Collection entries:

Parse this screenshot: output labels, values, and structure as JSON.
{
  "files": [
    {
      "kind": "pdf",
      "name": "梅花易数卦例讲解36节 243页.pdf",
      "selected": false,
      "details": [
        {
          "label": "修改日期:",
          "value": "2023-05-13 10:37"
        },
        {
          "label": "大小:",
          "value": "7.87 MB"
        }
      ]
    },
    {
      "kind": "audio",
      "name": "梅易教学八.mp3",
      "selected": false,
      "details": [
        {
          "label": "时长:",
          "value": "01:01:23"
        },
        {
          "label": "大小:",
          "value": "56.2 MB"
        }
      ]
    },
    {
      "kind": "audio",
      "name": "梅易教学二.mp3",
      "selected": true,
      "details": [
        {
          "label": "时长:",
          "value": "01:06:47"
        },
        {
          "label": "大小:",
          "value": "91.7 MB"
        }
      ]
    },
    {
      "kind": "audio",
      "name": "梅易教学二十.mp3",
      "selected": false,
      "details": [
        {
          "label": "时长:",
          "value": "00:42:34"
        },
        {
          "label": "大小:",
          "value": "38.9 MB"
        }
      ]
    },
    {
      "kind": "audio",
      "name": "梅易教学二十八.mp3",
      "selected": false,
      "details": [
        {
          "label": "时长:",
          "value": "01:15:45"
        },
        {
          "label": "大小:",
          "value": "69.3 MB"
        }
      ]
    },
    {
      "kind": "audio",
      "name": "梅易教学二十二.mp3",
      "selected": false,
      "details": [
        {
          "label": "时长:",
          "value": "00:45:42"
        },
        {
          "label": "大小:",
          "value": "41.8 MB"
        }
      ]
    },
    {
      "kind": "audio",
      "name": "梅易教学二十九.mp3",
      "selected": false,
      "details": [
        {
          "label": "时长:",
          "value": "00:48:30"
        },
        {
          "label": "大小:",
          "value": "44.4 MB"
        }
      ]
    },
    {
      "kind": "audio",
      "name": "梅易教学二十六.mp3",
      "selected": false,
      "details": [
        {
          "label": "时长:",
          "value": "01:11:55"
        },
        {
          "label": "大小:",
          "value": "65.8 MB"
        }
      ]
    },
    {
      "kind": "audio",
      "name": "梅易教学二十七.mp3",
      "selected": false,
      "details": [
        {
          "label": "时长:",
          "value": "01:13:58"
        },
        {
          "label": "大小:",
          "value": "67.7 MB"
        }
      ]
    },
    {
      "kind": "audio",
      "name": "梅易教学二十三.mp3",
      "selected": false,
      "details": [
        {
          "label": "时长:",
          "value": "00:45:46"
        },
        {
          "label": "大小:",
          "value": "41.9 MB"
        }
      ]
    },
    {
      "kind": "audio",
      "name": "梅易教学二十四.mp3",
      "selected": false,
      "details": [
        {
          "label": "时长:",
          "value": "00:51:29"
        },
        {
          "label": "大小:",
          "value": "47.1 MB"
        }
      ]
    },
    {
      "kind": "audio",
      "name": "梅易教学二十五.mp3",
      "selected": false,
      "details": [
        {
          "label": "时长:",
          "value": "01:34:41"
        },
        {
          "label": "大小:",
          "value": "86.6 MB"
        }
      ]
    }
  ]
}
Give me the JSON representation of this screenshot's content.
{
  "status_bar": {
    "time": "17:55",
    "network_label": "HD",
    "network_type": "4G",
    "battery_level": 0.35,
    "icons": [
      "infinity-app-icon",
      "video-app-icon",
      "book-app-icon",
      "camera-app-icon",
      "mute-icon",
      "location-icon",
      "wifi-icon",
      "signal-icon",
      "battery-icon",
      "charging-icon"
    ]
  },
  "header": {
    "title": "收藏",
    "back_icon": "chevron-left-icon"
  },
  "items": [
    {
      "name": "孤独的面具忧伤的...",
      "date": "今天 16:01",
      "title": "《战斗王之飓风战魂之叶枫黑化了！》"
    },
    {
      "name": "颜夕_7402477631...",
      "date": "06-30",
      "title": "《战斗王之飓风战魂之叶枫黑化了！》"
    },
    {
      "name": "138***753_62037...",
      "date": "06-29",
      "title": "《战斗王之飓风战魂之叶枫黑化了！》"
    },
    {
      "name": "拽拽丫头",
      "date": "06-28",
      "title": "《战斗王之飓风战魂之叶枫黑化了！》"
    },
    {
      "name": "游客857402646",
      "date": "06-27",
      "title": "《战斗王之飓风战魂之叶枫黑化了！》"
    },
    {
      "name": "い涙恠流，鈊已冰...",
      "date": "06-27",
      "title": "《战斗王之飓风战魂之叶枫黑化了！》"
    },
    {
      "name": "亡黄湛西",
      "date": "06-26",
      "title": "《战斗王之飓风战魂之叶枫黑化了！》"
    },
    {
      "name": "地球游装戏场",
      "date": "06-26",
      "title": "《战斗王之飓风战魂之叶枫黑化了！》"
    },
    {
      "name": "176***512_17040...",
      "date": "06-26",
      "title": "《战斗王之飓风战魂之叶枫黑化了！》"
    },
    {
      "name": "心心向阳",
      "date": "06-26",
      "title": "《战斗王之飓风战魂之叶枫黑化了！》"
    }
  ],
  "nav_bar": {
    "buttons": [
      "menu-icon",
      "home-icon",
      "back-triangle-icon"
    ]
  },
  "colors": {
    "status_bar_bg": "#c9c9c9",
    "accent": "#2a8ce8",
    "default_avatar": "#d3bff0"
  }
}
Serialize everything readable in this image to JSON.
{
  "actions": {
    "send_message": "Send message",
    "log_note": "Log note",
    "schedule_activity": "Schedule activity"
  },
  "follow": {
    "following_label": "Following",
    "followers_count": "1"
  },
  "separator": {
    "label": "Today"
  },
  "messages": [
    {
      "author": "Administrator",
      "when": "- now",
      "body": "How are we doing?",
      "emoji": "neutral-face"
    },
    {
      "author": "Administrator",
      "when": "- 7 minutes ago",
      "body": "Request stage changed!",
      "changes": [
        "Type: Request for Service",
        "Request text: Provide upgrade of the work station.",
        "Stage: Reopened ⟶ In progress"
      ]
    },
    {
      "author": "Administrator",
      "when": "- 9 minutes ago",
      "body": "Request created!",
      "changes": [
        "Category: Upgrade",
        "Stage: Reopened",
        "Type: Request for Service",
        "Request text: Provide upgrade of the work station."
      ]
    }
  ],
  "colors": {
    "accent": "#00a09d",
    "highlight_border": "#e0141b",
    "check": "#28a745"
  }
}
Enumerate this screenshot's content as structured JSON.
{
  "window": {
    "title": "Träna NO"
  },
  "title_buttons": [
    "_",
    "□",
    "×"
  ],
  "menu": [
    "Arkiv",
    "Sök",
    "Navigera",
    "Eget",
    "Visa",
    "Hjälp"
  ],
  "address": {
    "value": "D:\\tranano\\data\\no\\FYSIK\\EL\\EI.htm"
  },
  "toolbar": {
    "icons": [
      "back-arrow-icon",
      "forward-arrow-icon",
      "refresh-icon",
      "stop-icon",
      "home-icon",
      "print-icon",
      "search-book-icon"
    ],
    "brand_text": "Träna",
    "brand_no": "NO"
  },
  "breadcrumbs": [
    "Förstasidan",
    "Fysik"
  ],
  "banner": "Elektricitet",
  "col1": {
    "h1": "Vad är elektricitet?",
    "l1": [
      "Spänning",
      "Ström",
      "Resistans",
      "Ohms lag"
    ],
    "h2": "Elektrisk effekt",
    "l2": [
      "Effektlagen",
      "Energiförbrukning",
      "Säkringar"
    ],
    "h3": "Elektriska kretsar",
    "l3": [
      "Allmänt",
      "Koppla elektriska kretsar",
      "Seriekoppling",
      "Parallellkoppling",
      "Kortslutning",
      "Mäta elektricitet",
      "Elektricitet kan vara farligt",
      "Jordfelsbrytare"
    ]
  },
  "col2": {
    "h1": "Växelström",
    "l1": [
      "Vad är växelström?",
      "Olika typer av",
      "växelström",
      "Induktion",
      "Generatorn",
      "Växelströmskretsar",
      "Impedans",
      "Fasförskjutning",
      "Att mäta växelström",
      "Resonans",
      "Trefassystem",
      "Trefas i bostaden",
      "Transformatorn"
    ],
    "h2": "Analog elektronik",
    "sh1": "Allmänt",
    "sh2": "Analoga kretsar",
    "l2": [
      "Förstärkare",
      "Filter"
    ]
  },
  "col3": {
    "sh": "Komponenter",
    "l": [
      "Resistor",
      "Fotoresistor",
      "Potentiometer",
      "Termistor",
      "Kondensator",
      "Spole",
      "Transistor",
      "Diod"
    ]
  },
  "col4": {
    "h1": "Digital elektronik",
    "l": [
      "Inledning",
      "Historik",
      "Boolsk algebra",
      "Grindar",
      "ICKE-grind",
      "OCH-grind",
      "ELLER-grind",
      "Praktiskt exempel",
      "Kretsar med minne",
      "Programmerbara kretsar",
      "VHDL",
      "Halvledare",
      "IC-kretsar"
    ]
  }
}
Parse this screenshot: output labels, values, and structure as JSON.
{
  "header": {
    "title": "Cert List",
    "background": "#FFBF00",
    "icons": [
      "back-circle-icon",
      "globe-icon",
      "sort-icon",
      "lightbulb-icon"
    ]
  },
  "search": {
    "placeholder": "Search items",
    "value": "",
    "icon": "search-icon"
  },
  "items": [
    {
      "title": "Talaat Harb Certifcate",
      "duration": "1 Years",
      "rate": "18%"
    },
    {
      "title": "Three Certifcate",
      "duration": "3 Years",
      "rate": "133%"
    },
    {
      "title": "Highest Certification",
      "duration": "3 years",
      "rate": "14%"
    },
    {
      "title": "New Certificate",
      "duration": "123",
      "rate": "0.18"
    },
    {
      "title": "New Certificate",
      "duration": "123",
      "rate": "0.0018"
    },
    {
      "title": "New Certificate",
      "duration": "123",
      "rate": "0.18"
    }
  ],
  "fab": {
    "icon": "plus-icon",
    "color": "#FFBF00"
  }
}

TASK DETAILS
Return every line holding the word "when" from the records.

RESPONSE TO THIS EXERCISE
      "when": "- now",
      "when": "- 7 minutes ago",
      "when": "- 9 minutes ago",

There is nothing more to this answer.